▸ **Excerpted records**
....

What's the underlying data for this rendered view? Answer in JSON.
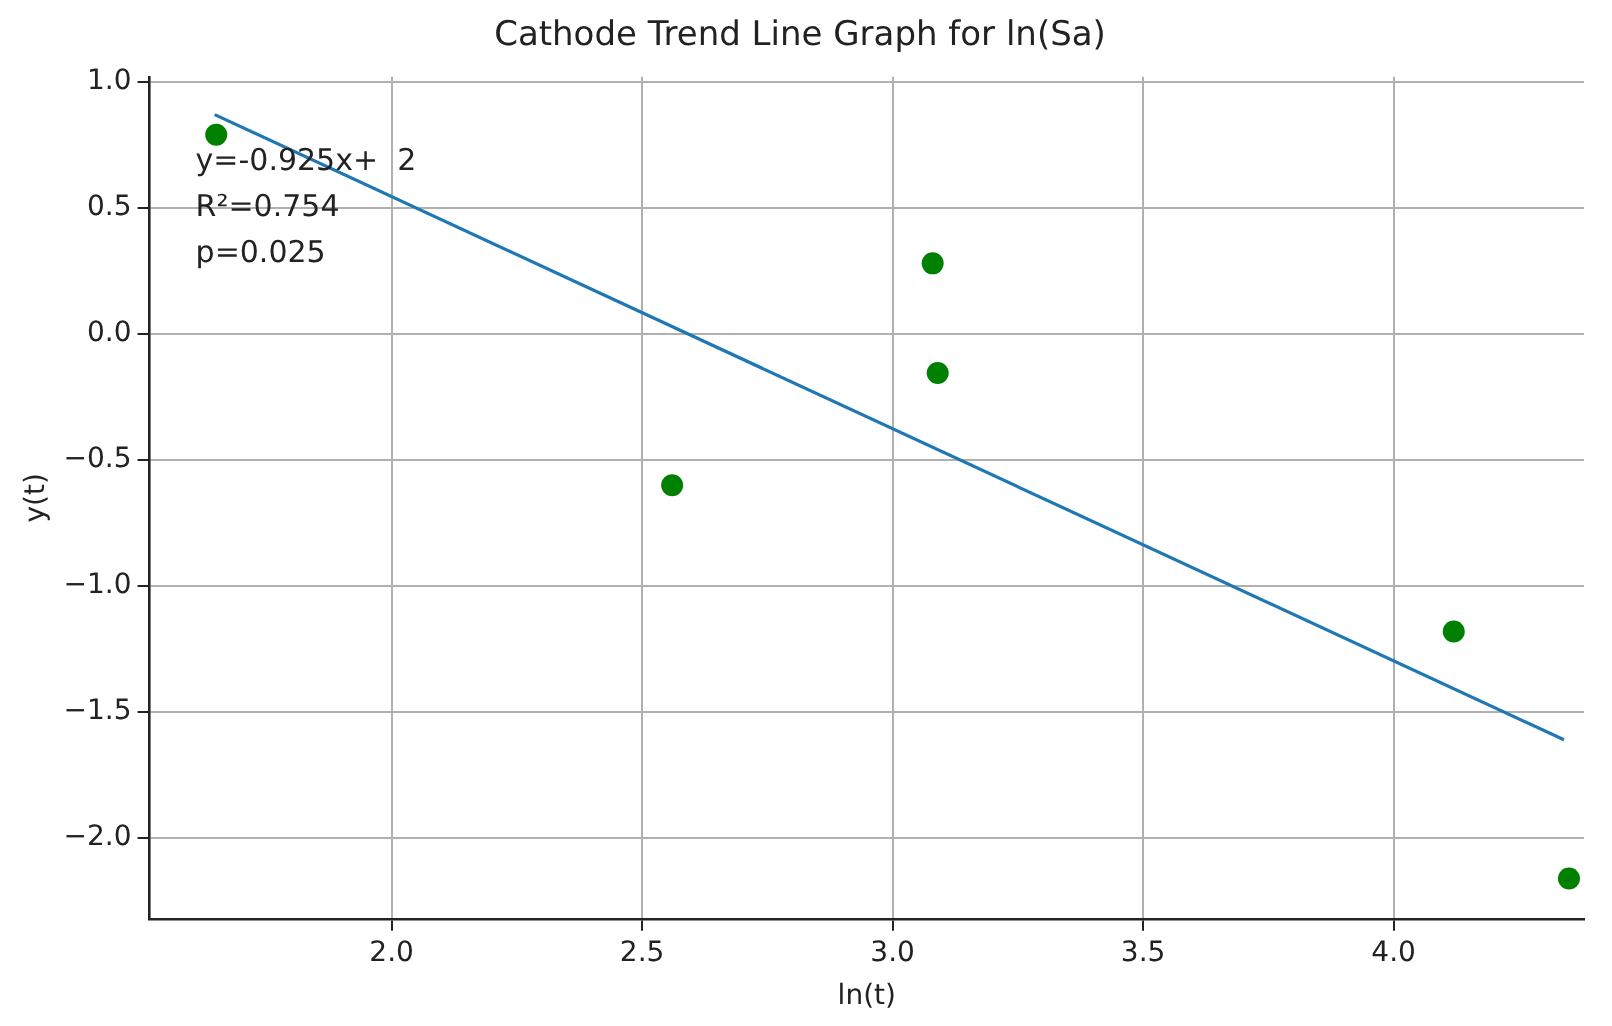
{
  "chart_data": {
    "type": "scatter",
    "title": "Cathode Trend Line Graph for ln(Sa)",
    "xlabel": "ln(t)",
    "ylabel": "y(t)",
    "x": [
      1.65,
      2.56,
      3.08,
      3.09,
      4.12,
      4.35
    ],
    "series": [
      {
        "type": "scatter",
        "color": "#008000",
        "marker": "circle",
        "values": [
          0.79,
          -0.6,
          0.28,
          -0.155,
          -1.18,
          -2.16
        ]
      },
      {
        "type": "line",
        "color": "#1f77b4",
        "x": [
          1.647,
          4.34
        ],
        "values": [
          0.87,
          -1.61
        ]
      }
    ],
    "xlim": [
      1.517,
      4.38
    ],
    "ylim": [
      -2.32,
      1.02
    ],
    "xticks": [
      {
        "value": 2,
        "label": "2.0"
      },
      2.5,
      {
        "value": 3,
        "label": "3.0"
      },
      3.5,
      {
        "value": 4,
        "label": "4.0"
      }
    ],
    "yticks": [
      {
        "value": -2,
        "label": "−2.0"
      },
      {
        "value": -1.5,
        "label": "−1.5"
      },
      {
        "value": -1,
        "label": "−1.0"
      },
      {
        "value": -0.5,
        "label": "−0.5"
      },
      {
        "value": 0,
        "label": "0.0"
      },
      0.5,
      {
        "value": 1,
        "label": "1.0"
      }
    ],
    "grid": true,
    "legend": false,
    "annotations": [
      "y=-0.925x+  2",
      "R²=0.754",
      "p=0.025"
    ]
  }
}
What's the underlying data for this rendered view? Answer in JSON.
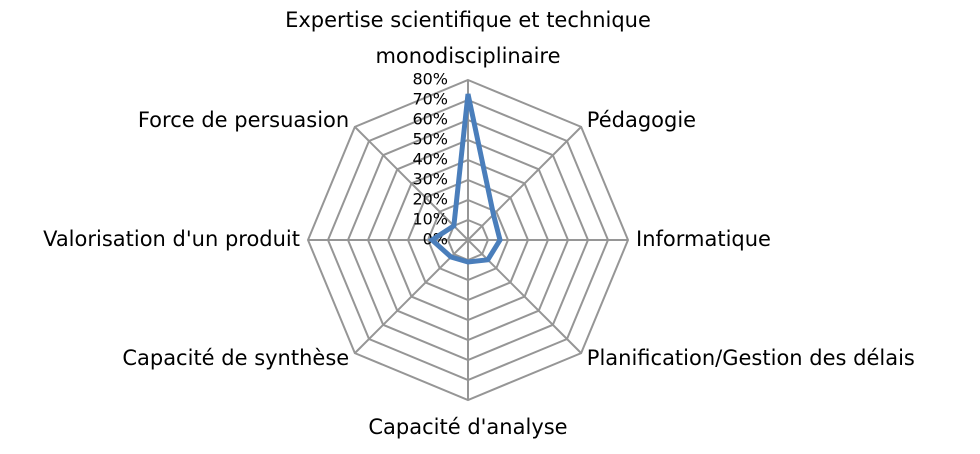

....

▸ **Stated goal**
Write every entry out again exactly, dropping the pictures.

▸ **Reply to the task**
What's the underlying data for this rendered view? Answer in JSON.
{
  "chart_data": {
    "type": "scatter",
    "title": "Cathode Trend Line Graph for ln(Sa)",
    "xlabel": "ln(t)",
    "ylabel": "y(t)",
    "x": [
      1.65,
      2.56,
      3.08,
      3.09,
      4.12,
      4.35
    ],
    "series": [
      {
        "type": "scatter",
        "color": "#008000",
        "marker": "circle",
        "values": [
          0.79,
          -0.6,
          0.28,
          -0.155,
          -1.18,
          -2.16
        ]
      },
      {
        "type": "line",
        "color": "#1f77b4",
        "x": [
          1.647,
          4.34
        ],
        "values": [
          0.87,
          -1.61
        ]
      }
    ],
    "xlim": [
      1.517,
      4.38
    ],
    "ylim": [
      -2.32,
      1.02
    ],
    "xticks": [
      {
        "value": 2,
        "label": "2.0"
      },
      2.5,
      {
        "value": 3,
        "label": "3.0"
      },
      3.5,
      {
        "value": 4,
        "label": "4.0"
      }
    ],
    "yticks": [
      {
        "value": -2,
        "label": "−2.0"
      },
      {
        "value": -1.5,
        "label": "−1.5"
      },
      {
        "value": -1,
        "label": "−1.0"
      },
      {
        "value": -0.5,
        "label": "−0.5"
      },
      {
        "value": 0,
        "label": "0.0"
      },
      0.5,
      {
        "value": 1,
        "label": "1.0"
      }
    ],
    "grid": true,
    "legend": false,
    "annotations": [
      "y=-0.925x+  2",
      "R²=0.754",
      "p=0.025"
    ]
  }
}
What's the underlying data for this rendered view? Answer in JSON.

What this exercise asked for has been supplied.